* _Given exercise_
Can you return every line of the records below word for word, leaving the pictures out of your answer?

* _Exercise input_

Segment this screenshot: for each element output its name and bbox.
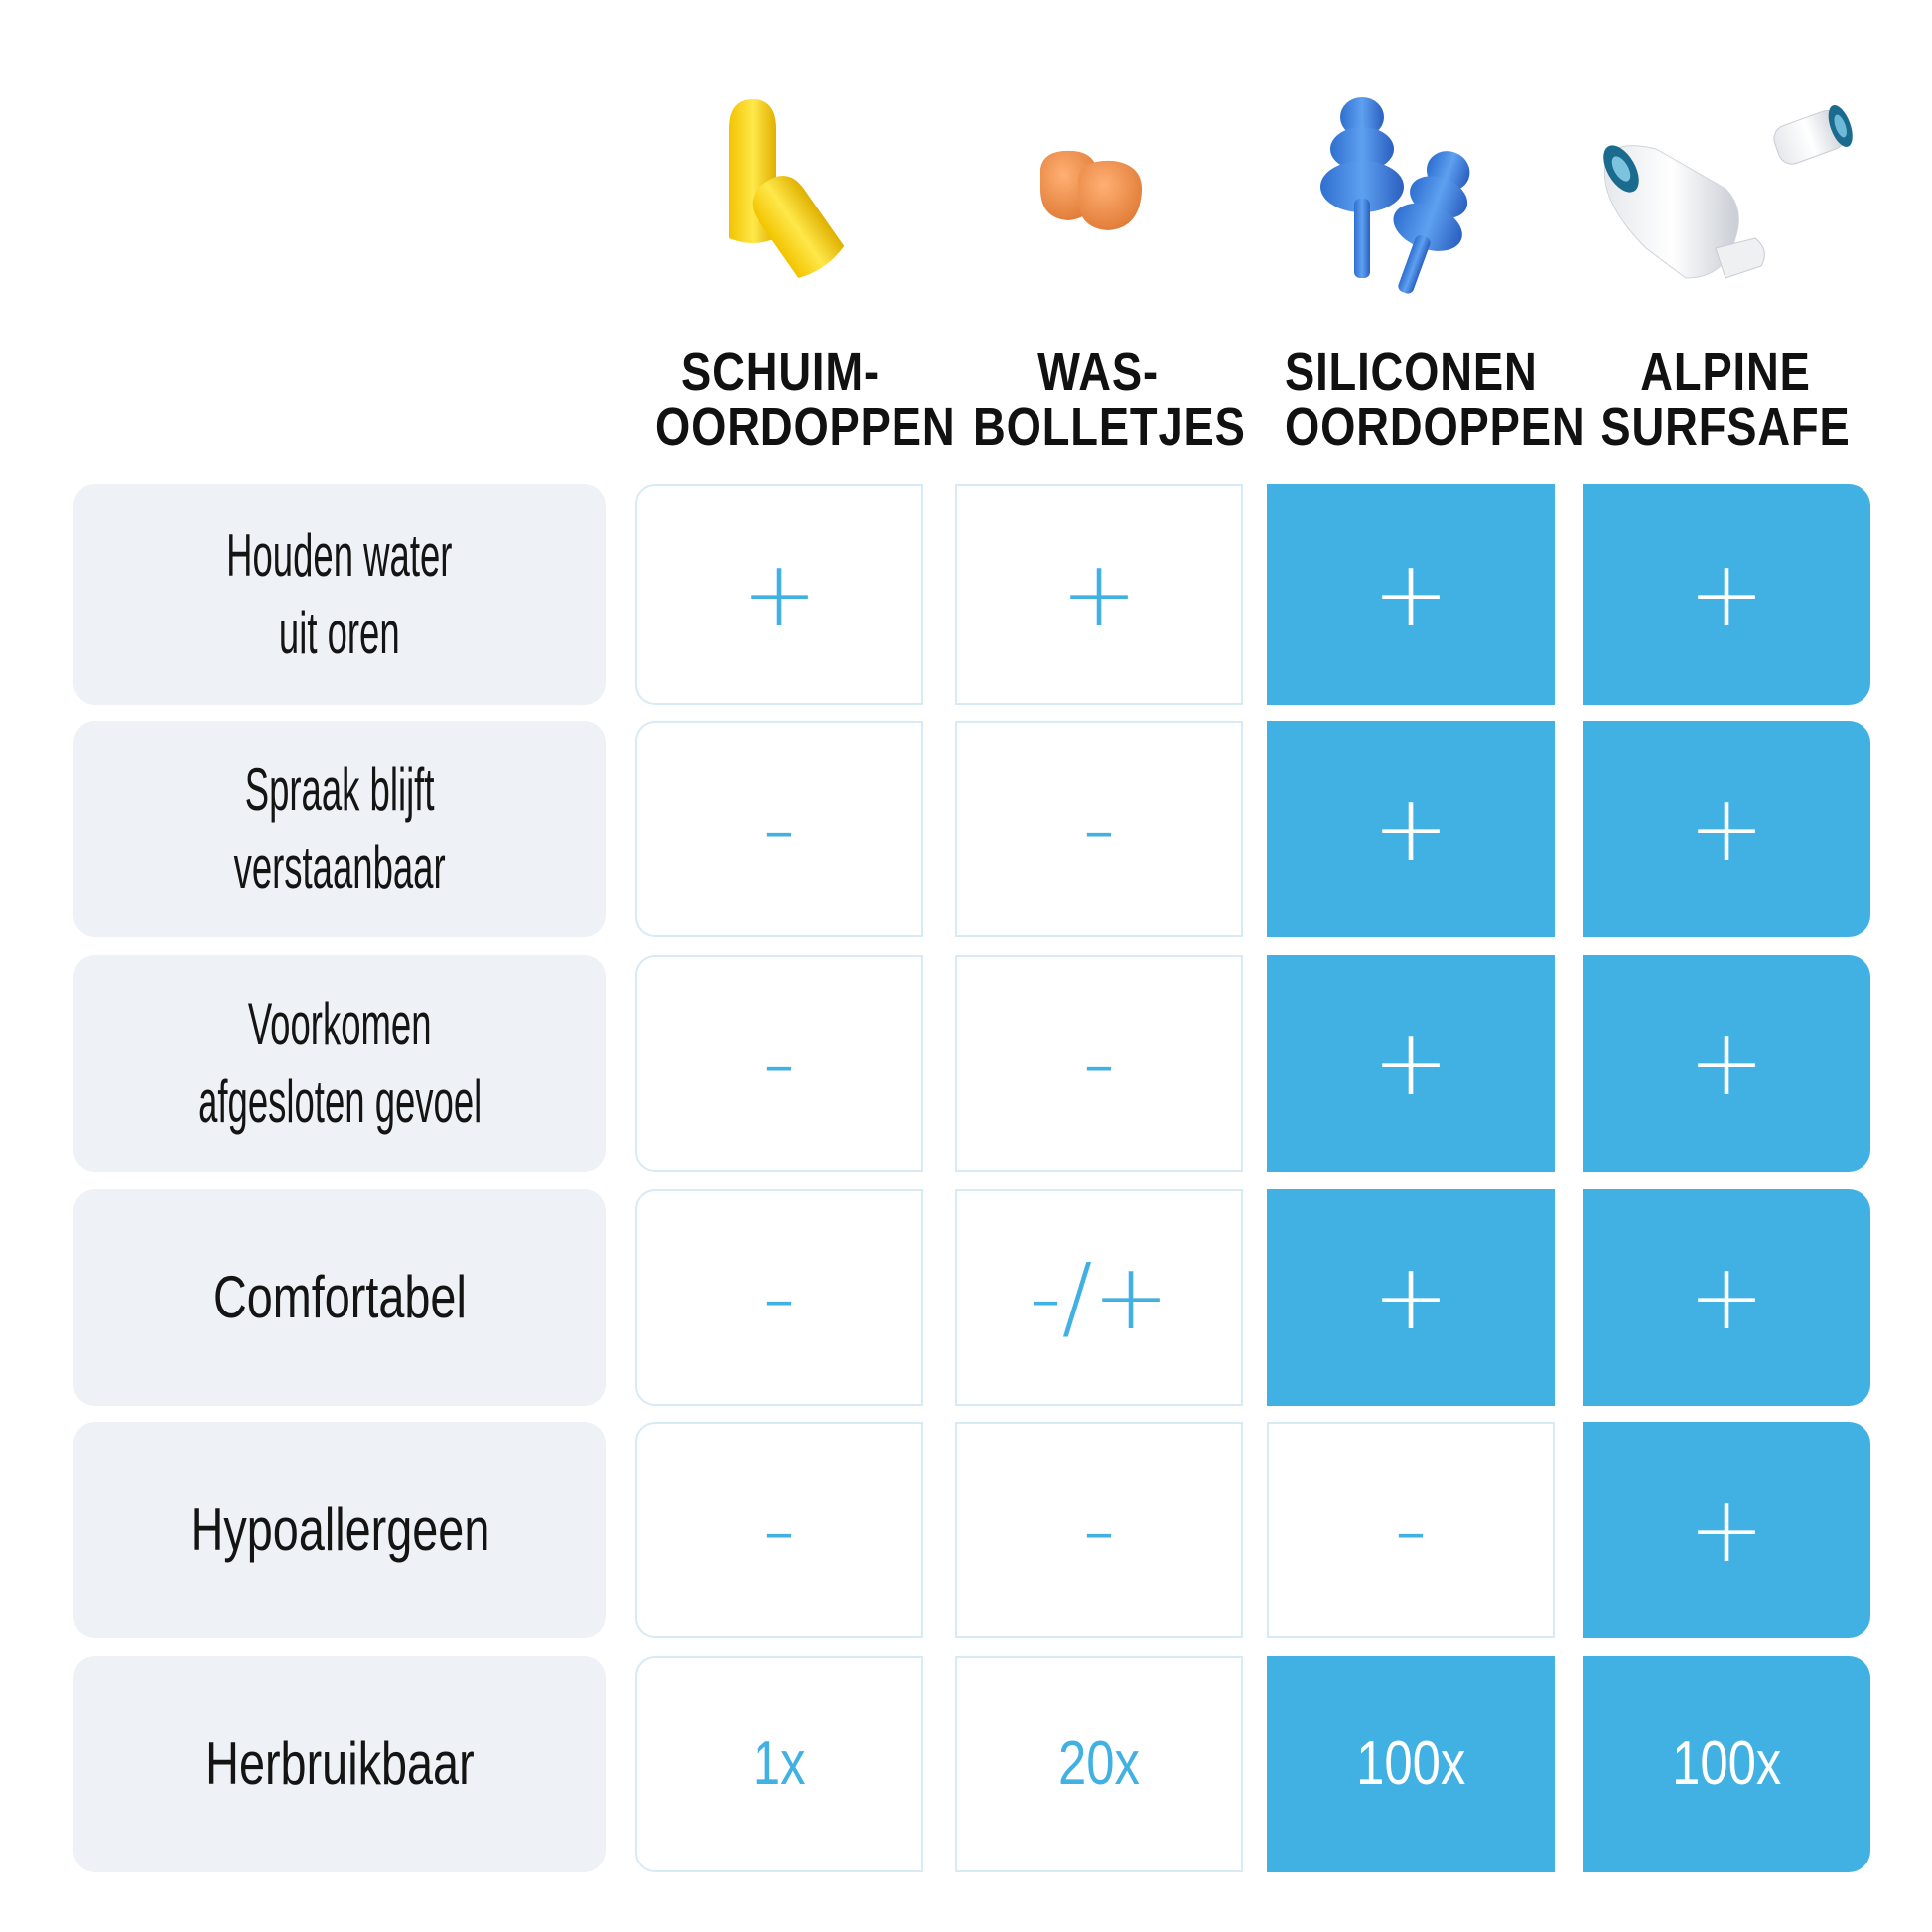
orange-wax-balls-icon xyxy=(1040,150,1143,230)
cell-comfort-wax: -/+ xyxy=(955,1189,1243,1406)
cell-reuse-silicone: 100x xyxy=(1267,1656,1555,1872)
cell-comfort-foam: - xyxy=(635,1189,923,1406)
product-name: ALPINE SURFSAFE xyxy=(1600,343,1851,457)
product-name: SILICONEN OORDOPPEN xyxy=(1285,343,1586,457)
cell-hypo-foam: - xyxy=(635,1422,923,1638)
product-header-wax: WAS- BOLLETJES xyxy=(949,79,1247,477)
cell-closed-alpine: + xyxy=(1583,955,1870,1172)
product-header-alpine: ALPINE SURFSAFE xyxy=(1577,79,1874,477)
cell-hypo-wax: - xyxy=(955,1422,1243,1638)
cell-comfort-silicone: + xyxy=(1267,1189,1555,1406)
row-label-comfort: Comfortabel xyxy=(73,1189,606,1406)
cell-speech-silicone: + xyxy=(1267,721,1555,937)
cell-speech-alpine: + xyxy=(1583,721,1870,937)
cell-hypo-silicone: - xyxy=(1267,1422,1555,1638)
product-header-foam: SCHUIM- OORDOPPEN xyxy=(631,79,956,477)
cell-water-alpine: + xyxy=(1583,484,1870,705)
product-header-silicone: SILICONEN OORDOPPEN xyxy=(1261,79,1586,477)
cell-reuse-wax: 20x xyxy=(955,1656,1243,1872)
cell-closed-wax: - xyxy=(955,955,1243,1172)
cell-reuse-alpine: 100x xyxy=(1583,1656,1870,1872)
white-alpine-earplugs-icon xyxy=(1603,105,1853,279)
row-label-speech: Spraak blijft verstaanbaar xyxy=(73,721,606,937)
cell-water-foam: + xyxy=(635,484,923,705)
blue-silicone-earplugs-icon xyxy=(1320,97,1470,294)
row-label-water: Houden water uit oren xyxy=(73,484,606,705)
row-label-hypoallergenic: Hypoallergeen xyxy=(73,1422,606,1638)
cell-reuse-foam: 1x xyxy=(635,1656,923,1872)
cell-closed-foam: - xyxy=(635,955,923,1172)
row-label-reusable: Herbruikbaar xyxy=(73,1656,606,1872)
cell-comfort-alpine: + xyxy=(1583,1189,1870,1406)
cell-water-wax: + xyxy=(955,484,1243,705)
cell-water-silicone: + xyxy=(1267,484,1555,705)
product-name: SCHUIM- OORDOPPEN xyxy=(655,343,956,457)
cell-speech-foam: - xyxy=(635,721,923,937)
row-label-closed-feeling: Voorkomen afgesloten gevoel xyxy=(73,955,606,1172)
cell-closed-silicone: + xyxy=(1267,955,1555,1172)
yellow-foam-earplugs-icon xyxy=(729,99,845,278)
product-name: WAS- BOLLETJES xyxy=(973,343,1246,457)
cell-hypo-alpine: + xyxy=(1583,1422,1870,1638)
cell-speech-wax: - xyxy=(955,721,1243,937)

* _Result of the task_
Segment this screenshot: for each element output its name and bbox.
orange-wax-balls-icon xyxy=(1040,150,1143,230)
cell-comfort-wax: -/+ xyxy=(955,1189,1243,1406)
cell-reuse-silicone: 100x xyxy=(1267,1656,1555,1872)
cell-comfort-foam: - xyxy=(635,1189,923,1406)
product-name: ALPINE SURFSAFE xyxy=(1600,343,1851,457)
product-name: SILICONEN OORDOPPEN xyxy=(1285,343,1586,457)
cell-hypo-foam: - xyxy=(635,1422,923,1638)
product-header-wax: WAS- BOLLETJES xyxy=(949,79,1247,477)
cell-closed-alpine: + xyxy=(1583,955,1870,1172)
product-header-alpine: ALPINE SURFSAFE xyxy=(1577,79,1874,477)
cell-hypo-wax: - xyxy=(955,1422,1243,1638)
cell-comfort-silicone: + xyxy=(1267,1189,1555,1406)
row-label-comfort: Comfortabel xyxy=(73,1189,606,1406)
cell-speech-silicone: + xyxy=(1267,721,1555,937)
cell-speech-alpine: + xyxy=(1583,721,1870,937)
cell-hypo-silicone: - xyxy=(1267,1422,1555,1638)
product-header-foam: SCHUIM- OORDOPPEN xyxy=(631,79,956,477)
cell-water-alpine: + xyxy=(1583,484,1870,705)
product-header-silicone: SILICONEN OORDOPPEN xyxy=(1261,79,1586,477)
cell-reuse-wax: 20x xyxy=(955,1656,1243,1872)
cell-closed-wax: - xyxy=(955,955,1243,1172)
cell-reuse-alpine: 100x xyxy=(1583,1656,1870,1872)
white-alpine-earplugs-icon xyxy=(1603,105,1853,279)
row-label-speech: Spraak blijft verstaanbaar xyxy=(73,721,606,937)
cell-water-foam: + xyxy=(635,484,923,705)
blue-silicone-earplugs-icon xyxy=(1320,97,1470,294)
row-label-water: Houden water uit oren xyxy=(73,484,606,705)
row-label-hypoallergenic: Hypoallergeen xyxy=(73,1422,606,1638)
cell-reuse-foam: 1x xyxy=(635,1656,923,1872)
cell-closed-foam: - xyxy=(635,955,923,1172)
row-label-reusable: Herbruikbaar xyxy=(73,1656,606,1872)
cell-comfort-alpine: + xyxy=(1583,1189,1870,1406)
cell-water-wax: + xyxy=(955,484,1243,705)
cell-water-silicone: + xyxy=(1267,484,1555,705)
product-name: SCHUIM- OORDOPPEN xyxy=(655,343,956,457)
cell-speech-foam: - xyxy=(635,721,923,937)
row-label-closed-feeling: Voorkomen afgesloten gevoel xyxy=(73,955,606,1172)
cell-closed-silicone: + xyxy=(1267,955,1555,1172)
yellow-foam-earplugs-icon xyxy=(729,99,845,278)
product-name: WAS- BOLLETJES xyxy=(973,343,1246,457)
cell-hypo-alpine: + xyxy=(1583,1422,1870,1638)
cell-speech-wax: - xyxy=(955,721,1243,937)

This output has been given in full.